We saw almost no upselling, beyond a single suggested domain name. And even that was safely out of your way at the bottom of the page, where you might not even see it. Works for us.
Creating a site
A couple of clicks on the dashboard takes you to Namecheap’s cPanel setup. Unlike most of the competition, the company has taken the time to set this up properly, with its own main features collected together at the top of the screen: Website Builder, Softaculous, SSL management, and integration with CodeGuard backups (an optional extra), Google Apps and more. No need for newbies to scroll through the rest of cPanel because the core features they need are visible immediately.
If you want to install WordPress, for instance, launch Softaculous and you can get it done in a minute or two. (There are shopping carts, wikis and hundreds of other apps available, too.)
The drag-and-drop website builder ‘only’ has around 200 basic templates, but they look good, and the simple editor enables extending your site with images, videos, social media content, maps, forms, calendars, countdowns and more.
CPanel’s regular File Manager makes it quick and easy to upload a static website, and manage domains, email accounts, databases and more.
=-=-=-=-=
**Exercise requirements:**
**a)** Answer these questions about the hosting review:
(i) What was the single upsell that appeared?
(ii) How long does installing WordPress through Softaculous take?
(iii) Roughly how many basic templates does the drag-and-drop website builder offer?
**b)** Update the hosting review between "If you want" and "countdowns and more.", inclusive, and replace "shopping carts" with "online stores".

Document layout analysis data
=-=-=-=-=
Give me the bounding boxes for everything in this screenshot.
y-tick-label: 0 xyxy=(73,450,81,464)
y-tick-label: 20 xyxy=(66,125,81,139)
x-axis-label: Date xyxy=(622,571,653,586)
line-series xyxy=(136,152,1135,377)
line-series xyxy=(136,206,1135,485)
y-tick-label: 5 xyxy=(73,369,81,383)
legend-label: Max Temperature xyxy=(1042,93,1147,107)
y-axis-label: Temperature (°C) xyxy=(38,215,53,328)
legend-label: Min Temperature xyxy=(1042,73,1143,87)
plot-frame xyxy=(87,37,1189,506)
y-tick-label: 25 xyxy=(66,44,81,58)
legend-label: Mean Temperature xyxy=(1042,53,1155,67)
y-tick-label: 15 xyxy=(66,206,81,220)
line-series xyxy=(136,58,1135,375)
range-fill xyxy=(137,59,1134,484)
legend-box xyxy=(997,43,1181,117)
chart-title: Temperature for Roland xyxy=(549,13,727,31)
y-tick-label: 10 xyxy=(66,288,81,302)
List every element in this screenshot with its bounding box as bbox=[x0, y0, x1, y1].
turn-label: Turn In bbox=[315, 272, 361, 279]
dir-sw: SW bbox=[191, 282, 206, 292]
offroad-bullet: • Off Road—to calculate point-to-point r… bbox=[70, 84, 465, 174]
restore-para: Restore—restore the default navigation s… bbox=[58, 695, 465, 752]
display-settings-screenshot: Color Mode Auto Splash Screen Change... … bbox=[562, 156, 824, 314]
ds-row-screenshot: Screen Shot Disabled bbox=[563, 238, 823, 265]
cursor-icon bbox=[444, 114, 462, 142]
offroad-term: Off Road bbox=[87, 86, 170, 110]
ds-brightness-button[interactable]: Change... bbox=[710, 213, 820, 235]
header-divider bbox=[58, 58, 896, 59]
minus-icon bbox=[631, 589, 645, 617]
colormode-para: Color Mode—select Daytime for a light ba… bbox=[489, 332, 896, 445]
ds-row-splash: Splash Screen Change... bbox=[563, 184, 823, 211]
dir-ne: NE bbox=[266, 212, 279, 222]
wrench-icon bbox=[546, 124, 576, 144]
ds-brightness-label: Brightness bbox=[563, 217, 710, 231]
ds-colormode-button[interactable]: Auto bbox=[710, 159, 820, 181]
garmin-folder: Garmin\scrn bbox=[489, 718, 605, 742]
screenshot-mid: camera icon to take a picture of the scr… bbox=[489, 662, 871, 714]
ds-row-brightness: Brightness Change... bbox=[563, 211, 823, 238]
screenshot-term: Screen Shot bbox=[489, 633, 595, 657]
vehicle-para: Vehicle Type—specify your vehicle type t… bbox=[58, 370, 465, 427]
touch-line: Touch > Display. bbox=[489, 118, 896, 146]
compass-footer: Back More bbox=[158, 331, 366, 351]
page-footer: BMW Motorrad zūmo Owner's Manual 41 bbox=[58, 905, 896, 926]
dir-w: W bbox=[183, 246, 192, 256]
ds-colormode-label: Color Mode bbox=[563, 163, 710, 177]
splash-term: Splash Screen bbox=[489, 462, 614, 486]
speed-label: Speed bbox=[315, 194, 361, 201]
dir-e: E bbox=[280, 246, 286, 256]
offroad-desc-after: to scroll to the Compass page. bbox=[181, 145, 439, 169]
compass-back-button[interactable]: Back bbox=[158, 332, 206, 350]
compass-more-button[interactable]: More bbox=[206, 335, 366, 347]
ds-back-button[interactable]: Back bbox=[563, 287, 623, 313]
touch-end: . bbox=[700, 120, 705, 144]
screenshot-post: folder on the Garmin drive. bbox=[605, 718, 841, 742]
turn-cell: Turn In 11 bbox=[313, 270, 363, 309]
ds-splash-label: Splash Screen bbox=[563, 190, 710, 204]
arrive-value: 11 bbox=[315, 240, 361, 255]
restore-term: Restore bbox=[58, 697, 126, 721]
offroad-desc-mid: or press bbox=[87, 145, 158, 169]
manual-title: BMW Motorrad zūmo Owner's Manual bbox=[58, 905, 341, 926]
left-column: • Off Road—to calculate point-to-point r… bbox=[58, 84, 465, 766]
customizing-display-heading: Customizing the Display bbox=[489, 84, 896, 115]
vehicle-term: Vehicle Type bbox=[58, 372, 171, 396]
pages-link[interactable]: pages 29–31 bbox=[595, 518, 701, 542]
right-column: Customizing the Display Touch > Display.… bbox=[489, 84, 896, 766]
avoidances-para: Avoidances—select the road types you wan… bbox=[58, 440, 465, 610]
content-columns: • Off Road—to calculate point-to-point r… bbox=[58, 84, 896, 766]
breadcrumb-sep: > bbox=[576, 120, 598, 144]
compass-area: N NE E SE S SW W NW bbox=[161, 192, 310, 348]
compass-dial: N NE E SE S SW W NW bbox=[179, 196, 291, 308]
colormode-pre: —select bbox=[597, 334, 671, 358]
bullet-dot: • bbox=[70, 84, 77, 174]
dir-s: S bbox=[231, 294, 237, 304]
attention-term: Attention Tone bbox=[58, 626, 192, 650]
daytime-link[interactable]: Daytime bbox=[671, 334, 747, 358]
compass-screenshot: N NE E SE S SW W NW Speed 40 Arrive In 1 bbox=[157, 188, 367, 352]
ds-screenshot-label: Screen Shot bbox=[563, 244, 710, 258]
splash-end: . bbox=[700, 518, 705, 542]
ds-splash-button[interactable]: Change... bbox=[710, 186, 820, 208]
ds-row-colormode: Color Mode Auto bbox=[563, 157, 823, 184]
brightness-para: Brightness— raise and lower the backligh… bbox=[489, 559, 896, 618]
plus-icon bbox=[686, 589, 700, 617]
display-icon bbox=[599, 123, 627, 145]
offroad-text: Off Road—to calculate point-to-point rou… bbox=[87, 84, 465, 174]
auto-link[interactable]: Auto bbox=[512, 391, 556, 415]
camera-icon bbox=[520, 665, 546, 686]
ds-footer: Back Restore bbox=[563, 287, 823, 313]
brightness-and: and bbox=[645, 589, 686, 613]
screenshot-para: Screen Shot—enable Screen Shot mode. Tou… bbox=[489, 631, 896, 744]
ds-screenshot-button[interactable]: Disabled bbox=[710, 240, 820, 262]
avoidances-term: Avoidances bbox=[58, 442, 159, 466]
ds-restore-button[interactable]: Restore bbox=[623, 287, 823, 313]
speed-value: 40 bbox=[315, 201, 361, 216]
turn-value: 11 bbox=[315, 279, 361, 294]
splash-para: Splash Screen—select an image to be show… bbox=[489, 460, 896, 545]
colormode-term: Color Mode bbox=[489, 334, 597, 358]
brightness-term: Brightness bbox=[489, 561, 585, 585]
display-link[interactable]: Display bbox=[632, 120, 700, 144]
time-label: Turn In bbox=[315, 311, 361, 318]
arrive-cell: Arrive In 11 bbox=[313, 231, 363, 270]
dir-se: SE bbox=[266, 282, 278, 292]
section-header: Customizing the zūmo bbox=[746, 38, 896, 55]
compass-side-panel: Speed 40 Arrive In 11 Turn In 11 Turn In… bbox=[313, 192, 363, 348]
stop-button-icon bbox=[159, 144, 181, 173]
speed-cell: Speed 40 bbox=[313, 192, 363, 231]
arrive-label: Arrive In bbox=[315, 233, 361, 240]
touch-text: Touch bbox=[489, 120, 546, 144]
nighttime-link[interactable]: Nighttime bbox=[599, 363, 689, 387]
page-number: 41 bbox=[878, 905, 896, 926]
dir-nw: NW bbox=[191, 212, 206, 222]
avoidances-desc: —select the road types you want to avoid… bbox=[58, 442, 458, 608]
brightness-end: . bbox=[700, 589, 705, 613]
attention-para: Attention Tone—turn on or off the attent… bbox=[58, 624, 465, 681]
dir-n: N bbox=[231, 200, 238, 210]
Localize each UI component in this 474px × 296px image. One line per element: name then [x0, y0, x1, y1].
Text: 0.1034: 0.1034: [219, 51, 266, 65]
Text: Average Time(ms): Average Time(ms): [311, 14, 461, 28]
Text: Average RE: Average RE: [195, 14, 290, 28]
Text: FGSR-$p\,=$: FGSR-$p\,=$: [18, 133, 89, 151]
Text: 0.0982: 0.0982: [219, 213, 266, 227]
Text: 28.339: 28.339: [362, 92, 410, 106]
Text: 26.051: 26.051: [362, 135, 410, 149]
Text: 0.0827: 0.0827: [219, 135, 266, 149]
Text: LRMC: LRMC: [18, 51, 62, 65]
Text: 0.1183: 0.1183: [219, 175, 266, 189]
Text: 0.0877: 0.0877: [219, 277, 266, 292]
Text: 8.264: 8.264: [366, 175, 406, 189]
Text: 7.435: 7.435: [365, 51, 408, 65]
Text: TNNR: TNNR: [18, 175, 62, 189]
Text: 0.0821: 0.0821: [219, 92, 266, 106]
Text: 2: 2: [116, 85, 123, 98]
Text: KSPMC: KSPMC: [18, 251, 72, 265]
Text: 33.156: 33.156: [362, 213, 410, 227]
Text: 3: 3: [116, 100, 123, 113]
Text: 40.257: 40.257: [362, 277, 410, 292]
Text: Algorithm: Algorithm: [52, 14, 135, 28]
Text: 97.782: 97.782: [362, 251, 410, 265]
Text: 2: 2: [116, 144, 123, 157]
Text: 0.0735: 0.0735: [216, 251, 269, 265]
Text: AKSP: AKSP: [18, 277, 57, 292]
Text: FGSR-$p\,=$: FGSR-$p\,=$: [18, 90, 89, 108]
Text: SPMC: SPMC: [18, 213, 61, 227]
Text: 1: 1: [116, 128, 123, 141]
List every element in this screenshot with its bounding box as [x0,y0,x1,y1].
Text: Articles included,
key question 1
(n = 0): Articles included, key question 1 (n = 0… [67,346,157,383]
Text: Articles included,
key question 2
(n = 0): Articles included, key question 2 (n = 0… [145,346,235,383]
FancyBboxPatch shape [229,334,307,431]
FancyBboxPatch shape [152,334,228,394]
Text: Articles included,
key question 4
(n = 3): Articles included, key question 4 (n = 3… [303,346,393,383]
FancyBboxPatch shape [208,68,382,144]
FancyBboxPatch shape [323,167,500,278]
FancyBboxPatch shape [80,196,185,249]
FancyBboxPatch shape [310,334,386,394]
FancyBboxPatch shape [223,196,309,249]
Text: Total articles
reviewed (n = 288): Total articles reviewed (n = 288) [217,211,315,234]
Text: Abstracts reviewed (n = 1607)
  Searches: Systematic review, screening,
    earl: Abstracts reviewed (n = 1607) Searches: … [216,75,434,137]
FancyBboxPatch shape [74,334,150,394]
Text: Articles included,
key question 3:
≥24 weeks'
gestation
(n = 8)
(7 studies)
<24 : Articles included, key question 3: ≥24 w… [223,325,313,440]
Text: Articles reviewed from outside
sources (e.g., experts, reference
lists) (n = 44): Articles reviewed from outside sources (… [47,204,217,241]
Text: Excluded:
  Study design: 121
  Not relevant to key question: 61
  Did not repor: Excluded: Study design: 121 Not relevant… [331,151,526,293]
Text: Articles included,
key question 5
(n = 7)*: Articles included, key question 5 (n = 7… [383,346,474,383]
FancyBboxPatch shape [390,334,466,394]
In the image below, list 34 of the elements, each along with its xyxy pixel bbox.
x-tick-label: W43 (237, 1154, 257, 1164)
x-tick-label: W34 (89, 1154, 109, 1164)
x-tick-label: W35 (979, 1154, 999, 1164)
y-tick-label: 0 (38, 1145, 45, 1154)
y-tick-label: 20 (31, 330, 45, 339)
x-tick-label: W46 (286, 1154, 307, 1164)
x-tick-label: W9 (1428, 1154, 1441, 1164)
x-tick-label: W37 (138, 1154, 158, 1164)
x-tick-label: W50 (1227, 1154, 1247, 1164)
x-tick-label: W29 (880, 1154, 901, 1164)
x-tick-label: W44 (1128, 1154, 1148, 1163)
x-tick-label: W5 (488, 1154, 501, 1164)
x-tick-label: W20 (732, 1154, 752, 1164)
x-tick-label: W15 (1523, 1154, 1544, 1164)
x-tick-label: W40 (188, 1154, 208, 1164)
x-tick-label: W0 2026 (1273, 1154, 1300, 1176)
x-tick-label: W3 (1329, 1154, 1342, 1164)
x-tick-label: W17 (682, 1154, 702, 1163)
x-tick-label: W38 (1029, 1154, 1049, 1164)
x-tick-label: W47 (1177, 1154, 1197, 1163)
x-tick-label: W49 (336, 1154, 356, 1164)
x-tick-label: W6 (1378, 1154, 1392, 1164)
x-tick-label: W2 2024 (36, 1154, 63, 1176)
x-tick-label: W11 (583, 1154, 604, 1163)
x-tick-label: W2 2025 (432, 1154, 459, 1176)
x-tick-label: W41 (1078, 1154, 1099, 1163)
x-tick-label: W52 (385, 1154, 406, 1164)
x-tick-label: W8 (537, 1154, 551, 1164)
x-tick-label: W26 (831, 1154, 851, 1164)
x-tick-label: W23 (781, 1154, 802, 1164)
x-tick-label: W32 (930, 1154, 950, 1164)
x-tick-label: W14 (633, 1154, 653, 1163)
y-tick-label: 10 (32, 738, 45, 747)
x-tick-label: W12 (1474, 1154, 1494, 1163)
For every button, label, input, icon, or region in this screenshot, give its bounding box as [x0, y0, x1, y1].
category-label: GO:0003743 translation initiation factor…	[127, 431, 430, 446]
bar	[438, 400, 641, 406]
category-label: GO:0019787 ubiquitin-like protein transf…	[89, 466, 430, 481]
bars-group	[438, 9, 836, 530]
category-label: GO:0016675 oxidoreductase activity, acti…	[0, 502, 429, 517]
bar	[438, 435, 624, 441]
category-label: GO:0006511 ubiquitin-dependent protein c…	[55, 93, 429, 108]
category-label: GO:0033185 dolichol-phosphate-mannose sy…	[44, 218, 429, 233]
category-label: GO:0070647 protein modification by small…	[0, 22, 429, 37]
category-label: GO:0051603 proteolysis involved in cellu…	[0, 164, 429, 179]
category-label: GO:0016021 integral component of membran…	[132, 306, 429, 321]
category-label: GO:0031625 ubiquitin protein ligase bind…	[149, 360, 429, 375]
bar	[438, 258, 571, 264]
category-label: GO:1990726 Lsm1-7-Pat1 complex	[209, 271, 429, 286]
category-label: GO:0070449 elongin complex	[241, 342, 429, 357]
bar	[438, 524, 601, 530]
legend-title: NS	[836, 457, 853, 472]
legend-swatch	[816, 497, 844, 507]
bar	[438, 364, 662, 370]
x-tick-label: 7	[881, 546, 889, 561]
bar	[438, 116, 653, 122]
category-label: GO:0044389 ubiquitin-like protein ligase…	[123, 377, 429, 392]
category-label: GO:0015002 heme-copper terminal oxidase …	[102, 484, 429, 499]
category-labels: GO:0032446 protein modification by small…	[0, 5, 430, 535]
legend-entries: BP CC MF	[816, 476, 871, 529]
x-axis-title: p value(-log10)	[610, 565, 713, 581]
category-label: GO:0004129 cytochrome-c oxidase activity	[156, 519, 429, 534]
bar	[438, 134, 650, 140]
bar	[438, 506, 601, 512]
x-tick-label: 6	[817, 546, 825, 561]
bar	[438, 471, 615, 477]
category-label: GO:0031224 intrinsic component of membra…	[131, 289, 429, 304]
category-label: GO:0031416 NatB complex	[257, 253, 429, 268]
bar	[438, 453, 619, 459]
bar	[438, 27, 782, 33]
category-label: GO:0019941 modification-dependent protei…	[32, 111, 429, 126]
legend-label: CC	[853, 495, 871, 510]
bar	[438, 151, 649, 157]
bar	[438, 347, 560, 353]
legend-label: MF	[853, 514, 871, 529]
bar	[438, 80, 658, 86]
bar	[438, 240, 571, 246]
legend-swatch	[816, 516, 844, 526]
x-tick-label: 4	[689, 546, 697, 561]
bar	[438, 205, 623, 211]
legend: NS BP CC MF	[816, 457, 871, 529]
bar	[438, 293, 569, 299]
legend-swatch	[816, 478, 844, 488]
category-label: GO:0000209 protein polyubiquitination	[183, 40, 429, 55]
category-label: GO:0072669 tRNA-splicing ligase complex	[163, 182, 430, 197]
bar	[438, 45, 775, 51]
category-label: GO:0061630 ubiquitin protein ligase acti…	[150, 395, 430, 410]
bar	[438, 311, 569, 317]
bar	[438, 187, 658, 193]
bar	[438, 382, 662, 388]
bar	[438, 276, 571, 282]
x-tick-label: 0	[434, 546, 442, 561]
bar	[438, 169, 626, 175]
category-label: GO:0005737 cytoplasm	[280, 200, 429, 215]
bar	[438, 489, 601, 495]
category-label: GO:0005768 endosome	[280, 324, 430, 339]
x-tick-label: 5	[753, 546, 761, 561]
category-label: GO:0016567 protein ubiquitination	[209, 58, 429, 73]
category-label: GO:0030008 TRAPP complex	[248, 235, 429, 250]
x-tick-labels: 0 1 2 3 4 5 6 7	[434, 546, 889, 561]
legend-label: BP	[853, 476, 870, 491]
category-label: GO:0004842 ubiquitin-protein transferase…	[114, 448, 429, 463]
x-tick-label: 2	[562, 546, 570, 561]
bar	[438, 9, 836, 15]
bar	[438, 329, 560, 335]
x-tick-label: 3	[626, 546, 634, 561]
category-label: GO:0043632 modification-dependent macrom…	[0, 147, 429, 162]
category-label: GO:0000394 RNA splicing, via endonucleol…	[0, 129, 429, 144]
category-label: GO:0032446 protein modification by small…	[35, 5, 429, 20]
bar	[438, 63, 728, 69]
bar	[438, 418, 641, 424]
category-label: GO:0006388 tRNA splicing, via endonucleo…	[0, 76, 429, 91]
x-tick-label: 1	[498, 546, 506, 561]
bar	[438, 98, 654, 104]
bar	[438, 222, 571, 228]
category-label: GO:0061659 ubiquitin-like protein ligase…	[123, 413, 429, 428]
=-=-=-=-=
**Answers:**
**a)**
(i) A suggested domain name.
(ii) A minute or two.
(iii) Around 200.

**b)**
If you want to install WordPress, for instance, launch Softaculous and you can get it done in a minute or two. (There are online stores, wikis and hundreds of other apps available, too.)
The drag-and-drop website builder ‘only’ has around 200 basic templates, but they look good, and the simple editor enables extending your site with images, videos, social media content, maps, forms, calendars, countdowns and more.